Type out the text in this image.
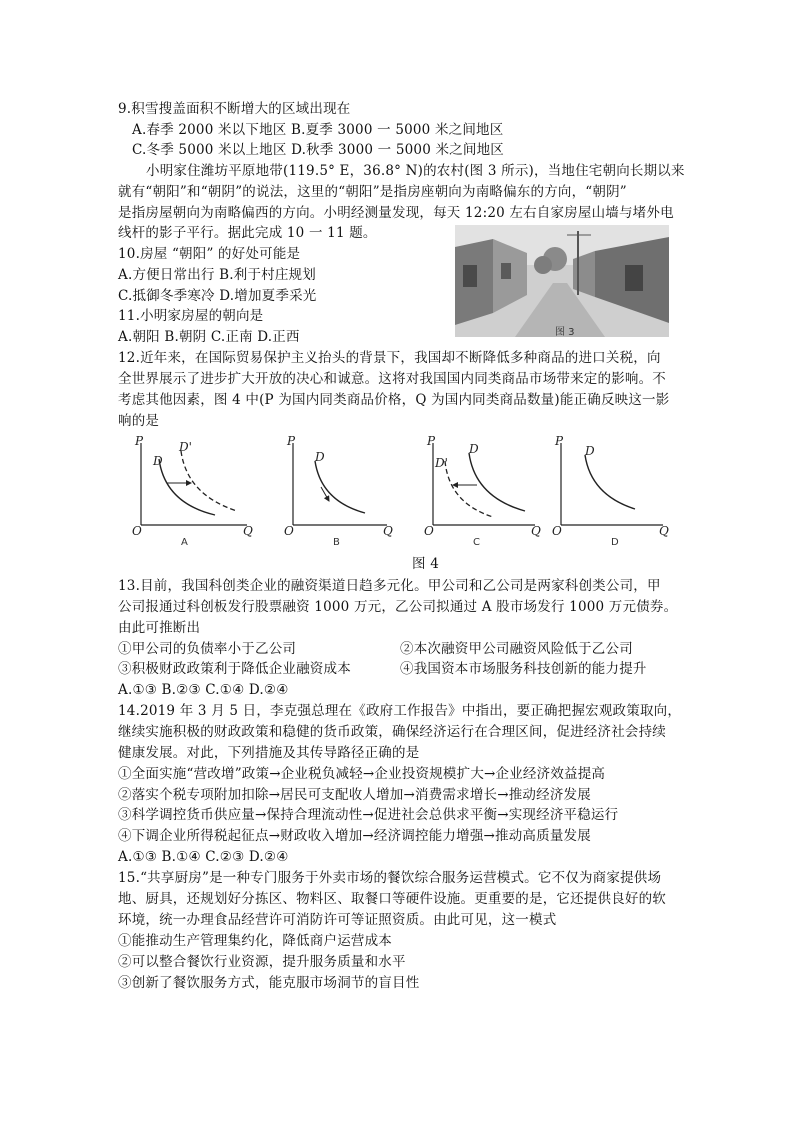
9.积雪搜盖面积不断增大的区域出现在
A.春季 2000 米以下地区 B.夏季 3000 一 5000 米之间地区
C.冬季 5000 米以上地区 D.秋季 3000 一 5000 米之间地区
小明家住潍坊平原地带(119.5° E，36.8° N)的农村(图 3 所示)，当地住宅朝向长期以来
就有“朝阳”和“朝阴”的说法，这里的“朝阳”是指房座朝向为南略偏东的方向，“朝阴”
是指房屋朝向为南略偏西的方向。小明经测量发现，每天 12:20 左右自家房屋山墙与堵外电
线杆的影子平行。据此完成 10 一 11 题。
10.房屋 “朝阳” 的好处可能是
A.方便日常出行 B.利于村庄规划
C.抵御冬季寒冷 D.增加夏季采光
11.小明家房屋的朝向是
A.朝阳 B.朝阴 C.正南 D.正西	图 3
12.近年来，在国际贸易保护主义抬头的背景下，我国却不断降低多种商品的进口关税，向
全世界展示了进步扩大开放的决心和诚意。这将对我国国内同类商品市场带来定的影响。不
考虑其他因素，图 4 中(P 为国内同类商品价格，Q 为国内同类商品数量)能正确反映这一影
响的是
P
Q
O
D
D'
A
P
Q
O
D
B
P
Q
O
D
D'
C
P
Q
O
D
D
图 4
13.目前，我国科创类企业的融资渠道日趋多元化。甲公司和乙公司是两家科创类公司，甲
公司报通过科创板发行股票融资 1000 万元，乙公司拟通过 A 股市场发行 1000 万元债券。
由此可推断出
①甲公司的负债率小于乙公司	②本次融资甲公司融资风险低于乙公司
③积极财政政策利于降低企业融资成本	④我国资本市场服务科技创新的能力提升
A.①③ B.②③ C.①④ D.②④
14.2019 年 3 月 5 日，李克强总理在《政府工作报告》中指出，要正确把握宏观政策取向，
继续实施积极的财政政策和稳健的货币政策，确保经济运行在合理区间，促进经济社会持续
健康发展。对此，下列措施及其传导路径正确的是
①全面实施“营改增”政策→企业税负减轻→企业投资规模扩大→企业经济效益提高
②落实个税专项附加扣除→居民可支配收人增加→消费需求增长→推动经济发展
③科学调控货币供应量→保持合理流动性→促进社会总供求平衡→实现经济平稳运行
④下调企业所得税起征点→财政收入增加→经济调控能力增强→推动高质量发展
A.①③ B.①④ C.②③ D.②④
15.“共享厨房”是一种专门服务于外卖市场的餐饮综合服务运营模式。它不仅为商家提供场
地、厨具，还规划好分拣区、物料区、取餐口等硬件设施。更重要的是，它还提供良好的软
环境，统一办理食品经营许可消防许可等证照资质。由此可见，这一模式
①能推动生产管理集约化，降低商户运营成本
②可以整合餐饮行业资源，提升服务质量和水平
③创新了餐饮服务方式，能克服市场洞节的盲目性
::::::
- _GOAL OF THE EXERCISE_
For each line of the entries that includes "米之间地区", show that line.

- _WRITTEN REPLY_
A.春季 2000 米以下地区 B.夏季 3000 一 5000 米之间地区
C.冬季 5000 米以上地区 D.秋季 3000 一 5000 米之间地区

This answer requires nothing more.